* _TASK DESCRIPTION_:
Scan the data below and pick out the lines containing the word "text".

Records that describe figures

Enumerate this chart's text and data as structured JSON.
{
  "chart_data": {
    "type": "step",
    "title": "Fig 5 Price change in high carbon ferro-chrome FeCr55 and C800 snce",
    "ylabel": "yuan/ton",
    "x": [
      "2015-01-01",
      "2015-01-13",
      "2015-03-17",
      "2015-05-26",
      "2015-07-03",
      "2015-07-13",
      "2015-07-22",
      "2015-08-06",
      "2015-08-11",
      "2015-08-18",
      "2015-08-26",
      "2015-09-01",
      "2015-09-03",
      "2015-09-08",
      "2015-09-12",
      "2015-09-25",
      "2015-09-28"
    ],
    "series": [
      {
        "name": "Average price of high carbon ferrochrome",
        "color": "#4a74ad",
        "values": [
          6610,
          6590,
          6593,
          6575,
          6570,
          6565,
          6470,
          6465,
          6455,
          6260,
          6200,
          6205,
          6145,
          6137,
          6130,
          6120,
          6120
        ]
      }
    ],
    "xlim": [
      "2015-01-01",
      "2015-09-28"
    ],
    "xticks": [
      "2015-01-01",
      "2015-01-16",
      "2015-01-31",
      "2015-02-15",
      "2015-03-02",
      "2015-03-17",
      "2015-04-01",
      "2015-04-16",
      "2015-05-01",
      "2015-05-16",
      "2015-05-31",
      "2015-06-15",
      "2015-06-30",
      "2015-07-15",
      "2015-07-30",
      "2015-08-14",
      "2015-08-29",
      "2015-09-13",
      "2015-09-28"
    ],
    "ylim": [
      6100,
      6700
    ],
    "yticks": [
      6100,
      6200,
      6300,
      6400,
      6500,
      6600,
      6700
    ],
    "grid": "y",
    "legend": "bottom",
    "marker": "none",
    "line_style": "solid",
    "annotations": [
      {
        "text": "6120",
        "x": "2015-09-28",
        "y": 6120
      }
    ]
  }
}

* _WRITTEN SOLUTION_:
Enumerate this chart's text and data as structured JSON.
        "text": "6120",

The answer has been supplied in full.